### Instructions to follow
Give the records back in full, exactly as they read.

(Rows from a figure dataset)
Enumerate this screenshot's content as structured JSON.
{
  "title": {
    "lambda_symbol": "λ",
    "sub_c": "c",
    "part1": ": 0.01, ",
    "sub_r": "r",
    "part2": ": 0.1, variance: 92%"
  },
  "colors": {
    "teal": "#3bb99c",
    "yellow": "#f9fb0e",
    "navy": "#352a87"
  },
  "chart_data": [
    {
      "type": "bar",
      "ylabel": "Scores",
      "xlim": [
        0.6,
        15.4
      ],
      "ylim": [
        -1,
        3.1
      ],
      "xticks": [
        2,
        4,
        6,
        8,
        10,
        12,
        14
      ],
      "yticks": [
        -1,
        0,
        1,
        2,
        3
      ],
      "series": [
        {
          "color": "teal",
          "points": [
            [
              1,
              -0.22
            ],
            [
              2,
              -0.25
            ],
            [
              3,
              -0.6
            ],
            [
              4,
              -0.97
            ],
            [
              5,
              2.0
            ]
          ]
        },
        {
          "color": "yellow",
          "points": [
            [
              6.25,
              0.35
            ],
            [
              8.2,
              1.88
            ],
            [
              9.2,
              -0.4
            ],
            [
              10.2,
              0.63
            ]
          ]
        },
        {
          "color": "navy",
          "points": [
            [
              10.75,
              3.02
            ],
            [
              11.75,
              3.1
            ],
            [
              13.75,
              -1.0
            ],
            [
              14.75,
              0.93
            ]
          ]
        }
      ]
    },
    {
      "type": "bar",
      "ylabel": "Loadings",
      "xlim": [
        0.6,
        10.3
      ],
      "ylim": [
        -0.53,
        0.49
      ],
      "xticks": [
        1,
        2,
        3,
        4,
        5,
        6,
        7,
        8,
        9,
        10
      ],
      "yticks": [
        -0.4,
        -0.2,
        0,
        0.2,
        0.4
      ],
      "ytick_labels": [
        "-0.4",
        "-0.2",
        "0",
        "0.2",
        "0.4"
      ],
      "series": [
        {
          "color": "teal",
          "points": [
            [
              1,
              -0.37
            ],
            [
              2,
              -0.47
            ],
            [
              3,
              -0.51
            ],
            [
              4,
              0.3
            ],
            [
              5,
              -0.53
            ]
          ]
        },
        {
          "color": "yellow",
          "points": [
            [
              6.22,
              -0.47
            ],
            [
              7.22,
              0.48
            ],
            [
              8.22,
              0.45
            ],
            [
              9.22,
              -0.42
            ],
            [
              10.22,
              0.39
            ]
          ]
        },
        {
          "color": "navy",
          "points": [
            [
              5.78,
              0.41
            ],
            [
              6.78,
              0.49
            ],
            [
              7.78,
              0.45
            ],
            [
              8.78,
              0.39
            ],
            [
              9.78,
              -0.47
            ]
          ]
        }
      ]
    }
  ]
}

### Worked solution
Enumerate this screenshot's content as structured JSON.
{
  "title": {
    "lambda_symbol": "λ",
    "sub_c": "c",
    "part1": ": 0.01, ",
    "sub_r": "r",
    "part2": ": 0.1, variance: 92%"
  },
  "colors": {
    "teal": "#3bb99c",
    "yellow": "#f9fb0e",
    "navy": "#352a87"
  },
  "chart_data": [
    {
      "type": "bar",
      "ylabel": "Scores",
      "xlim": [
        0.6,
        15.4
      ],
      "ylim": [
        -1,
        3.1
      ],
      "xticks": [
        2,
        4,
        6,
        8,
        10,
        12,
        14
      ],
      "yticks": [
        -1,
        0,
        1,
        2,
        3
      ],
      "series": [
        {
          "color": "teal",
          "points": [
            [
              1,
              -0.22
            ],
            [
              2,
              -0.25
            ],
            [
              3,
              -0.6
            ],
            [
              4,
              -0.97
            ],
            [
              5,
              2.0
            ]
          ]
        },
        {
          "color": "yellow",
          "points": [
            [
              6.25,
              0.35
            ],
            [
              8.2,
              1.88
            ],
            [
              9.2,
              -0.4
            ],
            [
              10.2,
              0.63
            ]
          ]
        },
        {
          "color": "navy",
          "points": [
            [
              10.75,
              3.02
            ],
            [
              11.75,
              3.1
            ],
            [
              13.75,
              -1.0
            ],
            [
              14.75,
              0.93
            ]
          ]
        }
      ]
    },
    {
      "type": "bar",
      "ylabel": "Loadings",
      "xlim": [
        0.6,
        10.3
      ],
      "ylim": [
        -0.53,
        0.49
      ],
      "xticks": [
        1,
        2,
        3,
        4,
        5,
        6,
        7,
        8,
        9,
        10
      ],
      "yticks": [
        -0.4,
        -0.2,
        0,
        0.2,
        0.4
      ],
      "ytick_labels": [
        "-0.4",
        "-0.2",
        "0",
        "0.2",
        "0.4"
      ],
      "series": [
        {
          "color": "teal",
          "points": [
            [
              1,
              -0.37
            ],
            [
              2,
              -0.47
            ],
            [
              3,
              -0.51
            ],
            [
              4,
              0.3
            ],
            [
              5,
              -0.53
            ]
          ]
        },
        {
          "color": "yellow",
          "points": [
            [
              6.22,
              -0.47
            ],
            [
              7.22,
              0.48
            ],
            [
              8.22,
              0.45
            ],
            [
              9.22,
              -0.42
            ],
            [
              10.22,
              0.39
            ]
          ]
        },
        {
          "color": "navy",
          "points": [
            [
              5.78,
              0.41
            ],
            [
              6.78,
              0.49
            ],
            [
              7.78,
              0.45
            ],
            [
              8.78,
              0.39
            ],
            [
              9.78,
              -0.47
            ]
          ]
        }
      ]
    }
  ]
}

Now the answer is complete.